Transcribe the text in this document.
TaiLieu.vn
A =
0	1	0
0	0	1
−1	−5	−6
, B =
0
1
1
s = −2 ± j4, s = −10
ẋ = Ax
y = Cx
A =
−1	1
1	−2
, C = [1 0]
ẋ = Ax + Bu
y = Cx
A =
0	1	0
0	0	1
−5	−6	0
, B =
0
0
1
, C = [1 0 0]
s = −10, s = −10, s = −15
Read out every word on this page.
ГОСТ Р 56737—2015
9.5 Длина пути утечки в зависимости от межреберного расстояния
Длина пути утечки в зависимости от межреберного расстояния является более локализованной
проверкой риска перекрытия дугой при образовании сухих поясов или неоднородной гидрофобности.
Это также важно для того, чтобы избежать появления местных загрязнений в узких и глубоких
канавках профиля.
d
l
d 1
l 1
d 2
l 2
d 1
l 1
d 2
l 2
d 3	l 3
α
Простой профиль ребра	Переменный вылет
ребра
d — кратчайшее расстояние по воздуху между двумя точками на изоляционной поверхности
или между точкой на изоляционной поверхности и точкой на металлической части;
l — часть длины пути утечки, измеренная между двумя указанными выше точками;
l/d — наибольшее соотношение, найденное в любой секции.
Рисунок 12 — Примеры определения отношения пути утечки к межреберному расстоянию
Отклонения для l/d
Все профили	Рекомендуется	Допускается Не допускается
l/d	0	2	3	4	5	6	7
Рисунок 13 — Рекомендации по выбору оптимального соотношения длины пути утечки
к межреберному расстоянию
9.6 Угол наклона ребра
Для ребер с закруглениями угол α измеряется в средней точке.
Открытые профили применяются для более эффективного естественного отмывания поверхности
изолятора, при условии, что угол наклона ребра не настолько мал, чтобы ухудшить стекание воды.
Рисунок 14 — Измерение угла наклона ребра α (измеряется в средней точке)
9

What needs to be done: Reproduce the data shown above exactly.

Written answer:
Transcribe the text in this document.
TaiLieu.vn
A =
0	1	0
0	0	1
−1	−5	−6
, B =
0
1
1
s = −2 ± j4, s = −10
ẋ = Ax
y = Cx
A =
−1	1
1	−2
, C = [1 0]
ẋ = Ax + Bu
y = Cx
A =
0	1	0
0	0	1
−5	−6	0
, B =
0
0
1
, C = [1 0 0]
s = −10, s = −10, s = −15
Read out every word on this page.
ГОСТ Р 56737—2015
9.5 Длина пути утечки в зависимости от межреберного расстояния
Длина пути утечки в зависимости от межреберного расстояния является более локализованной
проверкой риска перекрытия дугой при образовании сухих поясов или неоднородной гидрофобности.
Это также важно для того, чтобы избежать появления местных загрязнений в узких и глубоких
канавках профиля.
d
l
d 1
l 1
d 2
l 2
d 1
l 1
d 2
l 2
d 3	l 3
α
Простой профиль ребра	Переменный вылет
ребра
d — кратчайшее расстояние по воздуху между двумя точками на изоляционной поверхности
или между точкой на изоляционной поверхности и точкой на металлической части;
l — часть длины пути утечки, измеренная между двумя указанными выше точками;
l/d — наибольшее соотношение, найденное в любой секции.
Рисунок 12 — Примеры определения отношения пути утечки к межреберному расстоянию
Отклонения для l/d
Все профили	Рекомендуется	Допускается Не допускается
l/d	0	2	3	4	5	6	7
Рисунок 13 — Рекомендации по выбору оптимального соотношения длины пути утечки
к межреберному расстоянию
9.6 Угол наклона ребра
Для ребер с закруглениями угол α измеряется в средней точке.
Открытые профили применяются для более эффективного естественного отмывания поверхности
изолятора, при условии, что угол наклона ребра не настолько мал, чтобы ухудшить стекание воды.
Рисунок 14 — Измерение угла наклона ребра α (измеряется в средней точке)
9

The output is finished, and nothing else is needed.